Find every line of the listing below where "text" appears, and copy it.
-- begin DATA FOR THE TASK --
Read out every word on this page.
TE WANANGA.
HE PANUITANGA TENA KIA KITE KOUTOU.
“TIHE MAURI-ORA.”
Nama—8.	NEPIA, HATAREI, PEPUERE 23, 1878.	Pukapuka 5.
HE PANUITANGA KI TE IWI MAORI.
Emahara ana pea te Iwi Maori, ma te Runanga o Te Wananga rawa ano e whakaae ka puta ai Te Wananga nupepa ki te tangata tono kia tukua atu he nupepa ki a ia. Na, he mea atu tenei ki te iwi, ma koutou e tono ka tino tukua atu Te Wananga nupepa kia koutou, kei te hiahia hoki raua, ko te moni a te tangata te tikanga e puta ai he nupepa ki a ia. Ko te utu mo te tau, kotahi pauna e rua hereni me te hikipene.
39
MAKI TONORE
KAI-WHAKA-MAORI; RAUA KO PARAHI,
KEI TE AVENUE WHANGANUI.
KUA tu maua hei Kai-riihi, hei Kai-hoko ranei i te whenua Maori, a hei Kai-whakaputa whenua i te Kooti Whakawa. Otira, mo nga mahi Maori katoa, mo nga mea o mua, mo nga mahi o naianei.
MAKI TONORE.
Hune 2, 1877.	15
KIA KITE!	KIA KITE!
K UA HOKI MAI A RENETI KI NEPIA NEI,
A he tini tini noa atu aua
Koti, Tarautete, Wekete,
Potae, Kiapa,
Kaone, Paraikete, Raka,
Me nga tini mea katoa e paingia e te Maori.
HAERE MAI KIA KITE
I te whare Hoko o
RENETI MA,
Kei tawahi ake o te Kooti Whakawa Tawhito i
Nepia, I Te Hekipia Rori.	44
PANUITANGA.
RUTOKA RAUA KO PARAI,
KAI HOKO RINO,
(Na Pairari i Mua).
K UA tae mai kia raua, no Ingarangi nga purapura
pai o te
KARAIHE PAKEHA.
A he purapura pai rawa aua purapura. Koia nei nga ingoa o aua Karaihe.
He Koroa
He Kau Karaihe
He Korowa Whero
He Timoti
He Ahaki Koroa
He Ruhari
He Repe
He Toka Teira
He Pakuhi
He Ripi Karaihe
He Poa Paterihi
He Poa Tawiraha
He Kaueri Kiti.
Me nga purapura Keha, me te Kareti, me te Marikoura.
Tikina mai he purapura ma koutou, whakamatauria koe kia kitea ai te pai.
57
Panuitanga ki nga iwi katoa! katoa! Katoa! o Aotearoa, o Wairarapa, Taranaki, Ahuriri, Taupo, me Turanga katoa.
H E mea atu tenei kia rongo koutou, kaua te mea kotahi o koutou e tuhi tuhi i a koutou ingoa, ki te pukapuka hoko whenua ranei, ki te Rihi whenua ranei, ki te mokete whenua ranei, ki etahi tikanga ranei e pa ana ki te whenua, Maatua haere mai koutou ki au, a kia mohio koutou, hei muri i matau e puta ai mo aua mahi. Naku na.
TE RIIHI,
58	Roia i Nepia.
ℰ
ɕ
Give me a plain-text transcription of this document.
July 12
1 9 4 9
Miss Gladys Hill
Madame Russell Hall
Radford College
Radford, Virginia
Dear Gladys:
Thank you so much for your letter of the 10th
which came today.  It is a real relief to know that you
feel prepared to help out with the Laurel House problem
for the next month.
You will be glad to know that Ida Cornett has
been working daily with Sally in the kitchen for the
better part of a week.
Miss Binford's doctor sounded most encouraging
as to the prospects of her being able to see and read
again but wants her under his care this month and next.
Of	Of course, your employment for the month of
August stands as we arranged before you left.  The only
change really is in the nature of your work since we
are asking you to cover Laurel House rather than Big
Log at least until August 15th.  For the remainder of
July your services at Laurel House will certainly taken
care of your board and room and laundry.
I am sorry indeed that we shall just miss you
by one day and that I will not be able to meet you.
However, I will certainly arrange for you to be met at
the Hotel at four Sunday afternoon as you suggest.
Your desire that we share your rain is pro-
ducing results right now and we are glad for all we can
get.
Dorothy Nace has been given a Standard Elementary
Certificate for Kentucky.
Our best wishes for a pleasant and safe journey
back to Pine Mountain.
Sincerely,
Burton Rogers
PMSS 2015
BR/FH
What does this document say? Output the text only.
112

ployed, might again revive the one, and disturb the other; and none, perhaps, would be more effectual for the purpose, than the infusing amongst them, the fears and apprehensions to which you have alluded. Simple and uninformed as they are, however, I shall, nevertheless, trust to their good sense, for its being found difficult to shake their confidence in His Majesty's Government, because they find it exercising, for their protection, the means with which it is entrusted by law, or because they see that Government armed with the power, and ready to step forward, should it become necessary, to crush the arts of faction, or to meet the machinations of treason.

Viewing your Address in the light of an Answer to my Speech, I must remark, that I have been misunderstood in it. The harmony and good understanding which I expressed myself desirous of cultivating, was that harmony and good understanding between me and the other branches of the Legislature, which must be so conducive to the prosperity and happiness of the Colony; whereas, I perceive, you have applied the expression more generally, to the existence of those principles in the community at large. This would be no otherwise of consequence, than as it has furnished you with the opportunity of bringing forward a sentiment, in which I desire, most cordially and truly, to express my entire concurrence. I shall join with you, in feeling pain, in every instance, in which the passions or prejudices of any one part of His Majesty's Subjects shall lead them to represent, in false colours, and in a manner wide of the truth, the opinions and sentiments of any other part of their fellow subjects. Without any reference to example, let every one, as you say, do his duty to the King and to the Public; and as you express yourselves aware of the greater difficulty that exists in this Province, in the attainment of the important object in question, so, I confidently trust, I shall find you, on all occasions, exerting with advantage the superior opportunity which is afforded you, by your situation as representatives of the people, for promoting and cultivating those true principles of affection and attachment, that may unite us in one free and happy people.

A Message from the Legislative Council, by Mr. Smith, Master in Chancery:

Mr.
-- end DATA FOR THE TASK --
### REPLY TO THE TASK
Give me a plain-text transcription of this document.
What does this document say? Output the text only.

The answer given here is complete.